+++ EXERCISE MATERIALS +++

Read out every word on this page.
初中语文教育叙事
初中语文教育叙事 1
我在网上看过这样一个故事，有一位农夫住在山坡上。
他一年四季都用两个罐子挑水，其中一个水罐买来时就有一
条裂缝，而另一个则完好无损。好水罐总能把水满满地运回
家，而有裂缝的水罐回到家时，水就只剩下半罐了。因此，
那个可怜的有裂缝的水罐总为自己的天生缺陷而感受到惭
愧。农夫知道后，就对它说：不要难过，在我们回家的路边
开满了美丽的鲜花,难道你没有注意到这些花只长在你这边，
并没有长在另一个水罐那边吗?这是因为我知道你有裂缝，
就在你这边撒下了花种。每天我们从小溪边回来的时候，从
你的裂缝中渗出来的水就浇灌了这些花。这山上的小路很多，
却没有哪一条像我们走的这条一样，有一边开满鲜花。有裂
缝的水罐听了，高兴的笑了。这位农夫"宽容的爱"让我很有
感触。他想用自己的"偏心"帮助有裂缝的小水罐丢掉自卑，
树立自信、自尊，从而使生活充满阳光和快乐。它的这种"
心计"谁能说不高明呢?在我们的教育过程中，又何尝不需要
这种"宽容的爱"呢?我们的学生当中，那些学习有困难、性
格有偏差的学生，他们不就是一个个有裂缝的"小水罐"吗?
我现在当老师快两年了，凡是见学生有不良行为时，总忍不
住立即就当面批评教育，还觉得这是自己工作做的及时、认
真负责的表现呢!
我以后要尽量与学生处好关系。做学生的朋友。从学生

+++

**STATED TASK:** Each record above should be restated word for word.

**TASK RESPONSE:**
Read out every word on this page.
初中语文教育叙事
初中语文教育叙事 1
我在网上看过这样一个故事，有一位农夫住在山坡上。
他一年四季都用两个罐子挑水，其中一个水罐买来时就有一
条裂缝，而另一个则完好无损。好水罐总能把水满满地运回
家，而有裂缝的水罐回到家时，水就只剩下半罐了。因此，
那个可怜的有裂缝的水罐总为自己的天生缺陷而感受到惭
愧。农夫知道后，就对它说：不要难过，在我们回家的路边
开满了美丽的鲜花,难道你没有注意到这些花只长在你这边，
并没有长在另一个水罐那边吗?这是因为我知道你有裂缝，
就在你这边撒下了花种。每天我们从小溪边回来的时候，从
你的裂缝中渗出来的水就浇灌了这些花。这山上的小路很多，
却没有哪一条像我们走的这条一样，有一边开满鲜花。有裂
缝的水罐听了，高兴的笑了。这位农夫"宽容的爱"让我很有
感触。他想用自己的"偏心"帮助有裂缝的小水罐丢掉自卑，
树立自信、自尊，从而使生活充满阳光和快乐。它的这种"
心计"谁能说不高明呢?在我们的教育过程中，又何尝不需要
这种"宽容的爱"呢?我们的学生当中，那些学习有困难、性
格有偏差的学生，他们不就是一个个有裂缝的"小水罐"吗?
我现在当老师快两年了，凡是见学生有不良行为时，总忍不
住立即就当面批评教育，还觉得这是自己工作做的及时、认
真负责的表现呢!
我以后要尽量与学生处好关系。做学生的朋友。从学生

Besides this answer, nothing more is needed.